--- TASK DESCRIPTION ---
Copy the lines below verbatim, starting at the line containing "table-style-swatch[interactable] <box>496 241" and ending at the line containing "table-style-swatch[interactable] <box>634 187", with both of those lines included.
[Start of INPUT RECORDS]
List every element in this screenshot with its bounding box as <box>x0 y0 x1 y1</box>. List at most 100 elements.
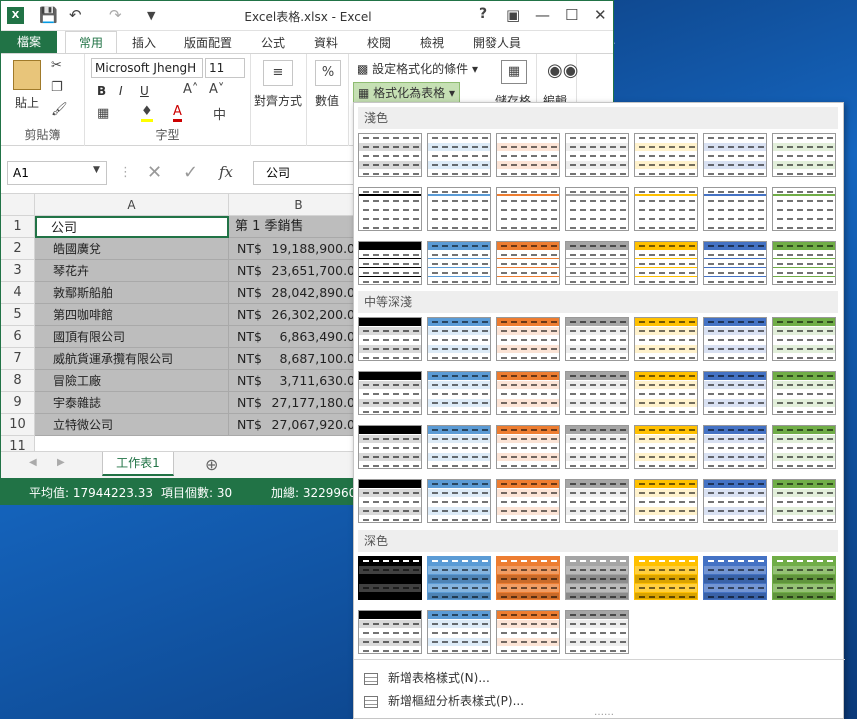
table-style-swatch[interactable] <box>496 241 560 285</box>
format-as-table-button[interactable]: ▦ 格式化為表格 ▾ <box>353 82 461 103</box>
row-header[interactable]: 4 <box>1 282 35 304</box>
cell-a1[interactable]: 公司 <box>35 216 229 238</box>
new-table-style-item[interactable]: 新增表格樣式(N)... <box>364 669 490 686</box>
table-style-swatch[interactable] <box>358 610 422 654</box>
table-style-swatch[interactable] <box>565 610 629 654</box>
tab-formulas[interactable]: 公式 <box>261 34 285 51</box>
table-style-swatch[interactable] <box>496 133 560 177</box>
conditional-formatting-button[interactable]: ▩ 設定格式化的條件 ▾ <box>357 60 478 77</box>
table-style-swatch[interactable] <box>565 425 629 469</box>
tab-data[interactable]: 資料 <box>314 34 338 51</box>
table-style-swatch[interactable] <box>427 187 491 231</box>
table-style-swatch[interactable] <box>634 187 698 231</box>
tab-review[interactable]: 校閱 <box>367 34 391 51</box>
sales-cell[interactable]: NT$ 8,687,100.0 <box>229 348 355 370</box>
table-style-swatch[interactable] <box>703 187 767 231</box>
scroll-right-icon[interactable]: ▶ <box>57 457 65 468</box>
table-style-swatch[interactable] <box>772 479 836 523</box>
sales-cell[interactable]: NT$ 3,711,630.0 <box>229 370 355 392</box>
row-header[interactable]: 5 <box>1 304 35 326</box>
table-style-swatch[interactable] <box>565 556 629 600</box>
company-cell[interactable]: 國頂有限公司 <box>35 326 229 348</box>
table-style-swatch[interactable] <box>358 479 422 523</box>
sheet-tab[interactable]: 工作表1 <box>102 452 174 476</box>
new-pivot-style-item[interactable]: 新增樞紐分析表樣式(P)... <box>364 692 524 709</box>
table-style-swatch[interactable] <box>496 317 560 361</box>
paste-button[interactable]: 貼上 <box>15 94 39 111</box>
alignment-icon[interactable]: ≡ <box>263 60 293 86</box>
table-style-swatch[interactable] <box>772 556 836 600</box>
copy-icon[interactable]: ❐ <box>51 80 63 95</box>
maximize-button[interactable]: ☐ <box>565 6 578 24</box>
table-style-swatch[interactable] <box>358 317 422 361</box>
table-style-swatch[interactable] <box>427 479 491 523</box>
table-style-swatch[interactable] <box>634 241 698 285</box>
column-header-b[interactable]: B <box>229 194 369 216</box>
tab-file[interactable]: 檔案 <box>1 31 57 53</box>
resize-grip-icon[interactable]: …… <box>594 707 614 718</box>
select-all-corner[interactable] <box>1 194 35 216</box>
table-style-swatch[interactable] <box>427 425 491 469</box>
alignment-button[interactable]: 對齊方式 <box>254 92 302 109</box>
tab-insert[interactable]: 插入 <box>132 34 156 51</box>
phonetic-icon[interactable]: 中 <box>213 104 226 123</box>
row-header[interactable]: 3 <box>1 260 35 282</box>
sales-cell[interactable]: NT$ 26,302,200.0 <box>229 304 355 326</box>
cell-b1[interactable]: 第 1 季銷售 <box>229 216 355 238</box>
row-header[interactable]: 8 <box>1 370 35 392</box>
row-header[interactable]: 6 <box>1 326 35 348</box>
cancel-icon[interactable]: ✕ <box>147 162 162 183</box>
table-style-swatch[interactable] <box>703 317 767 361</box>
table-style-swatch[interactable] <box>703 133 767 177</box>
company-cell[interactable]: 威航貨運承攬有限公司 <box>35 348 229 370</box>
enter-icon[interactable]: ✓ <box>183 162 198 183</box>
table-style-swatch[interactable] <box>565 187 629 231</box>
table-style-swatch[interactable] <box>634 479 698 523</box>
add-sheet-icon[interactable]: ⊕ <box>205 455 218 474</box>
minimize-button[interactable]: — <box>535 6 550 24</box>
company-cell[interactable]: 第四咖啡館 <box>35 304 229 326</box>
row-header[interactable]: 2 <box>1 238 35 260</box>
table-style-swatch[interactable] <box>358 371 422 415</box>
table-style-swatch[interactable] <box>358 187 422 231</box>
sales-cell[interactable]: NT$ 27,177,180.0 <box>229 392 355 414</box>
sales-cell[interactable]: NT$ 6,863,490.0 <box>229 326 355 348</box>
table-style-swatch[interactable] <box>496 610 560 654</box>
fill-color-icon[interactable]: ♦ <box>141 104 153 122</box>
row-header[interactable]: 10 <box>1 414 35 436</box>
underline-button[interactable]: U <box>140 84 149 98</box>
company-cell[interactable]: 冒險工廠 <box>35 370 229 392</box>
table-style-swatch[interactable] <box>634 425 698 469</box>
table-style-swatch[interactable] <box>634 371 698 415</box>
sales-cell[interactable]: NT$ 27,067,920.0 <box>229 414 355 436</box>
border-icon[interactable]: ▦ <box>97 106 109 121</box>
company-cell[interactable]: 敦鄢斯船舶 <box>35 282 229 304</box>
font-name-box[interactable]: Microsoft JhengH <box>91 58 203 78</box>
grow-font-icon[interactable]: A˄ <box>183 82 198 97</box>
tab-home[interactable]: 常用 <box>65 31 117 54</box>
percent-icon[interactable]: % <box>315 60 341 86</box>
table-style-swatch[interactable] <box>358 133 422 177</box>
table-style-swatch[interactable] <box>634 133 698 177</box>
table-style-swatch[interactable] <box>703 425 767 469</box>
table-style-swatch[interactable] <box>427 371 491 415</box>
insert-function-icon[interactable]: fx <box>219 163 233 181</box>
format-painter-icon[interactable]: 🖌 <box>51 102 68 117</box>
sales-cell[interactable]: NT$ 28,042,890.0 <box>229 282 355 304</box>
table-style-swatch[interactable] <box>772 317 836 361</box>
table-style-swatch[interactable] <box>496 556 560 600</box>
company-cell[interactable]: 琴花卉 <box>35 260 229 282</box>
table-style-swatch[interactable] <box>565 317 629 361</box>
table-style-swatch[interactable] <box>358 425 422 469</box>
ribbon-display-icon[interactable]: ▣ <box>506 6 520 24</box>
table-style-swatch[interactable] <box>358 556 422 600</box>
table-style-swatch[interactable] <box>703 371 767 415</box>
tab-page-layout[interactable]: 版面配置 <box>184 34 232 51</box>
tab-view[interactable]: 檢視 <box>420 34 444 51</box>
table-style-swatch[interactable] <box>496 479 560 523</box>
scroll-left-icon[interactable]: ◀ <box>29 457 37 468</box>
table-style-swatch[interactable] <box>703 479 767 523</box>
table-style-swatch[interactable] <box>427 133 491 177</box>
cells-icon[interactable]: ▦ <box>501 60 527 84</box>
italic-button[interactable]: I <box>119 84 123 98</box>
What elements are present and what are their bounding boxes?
[End of INPUT RECORDS]
--- EXERCISE RESPONSE ---
table-style-swatch[interactable] <box>496 241 560 285</box>
format-as-table-button[interactable]: ▦ 格式化為表格 ▾ <box>353 82 461 103</box>
row-header[interactable]: 4 <box>1 282 35 304</box>
cell-a1[interactable]: 公司 <box>35 216 229 238</box>
new-table-style-item[interactable]: 新增表格樣式(N)... <box>364 669 490 686</box>
table-style-swatch[interactable] <box>358 610 422 654</box>
table-style-swatch[interactable] <box>565 610 629 654</box>
tab-formulas[interactable]: 公式 <box>261 34 285 51</box>
table-style-swatch[interactable] <box>496 133 560 177</box>
conditional-formatting-button[interactable]: ▩ 設定格式化的條件 ▾ <box>357 60 478 77</box>
table-style-swatch[interactable] <box>565 425 629 469</box>
tab-data[interactable]: 資料 <box>314 34 338 51</box>
table-style-swatch[interactable] <box>427 187 491 231</box>
table-style-swatch[interactable] <box>634 187 698 231</box>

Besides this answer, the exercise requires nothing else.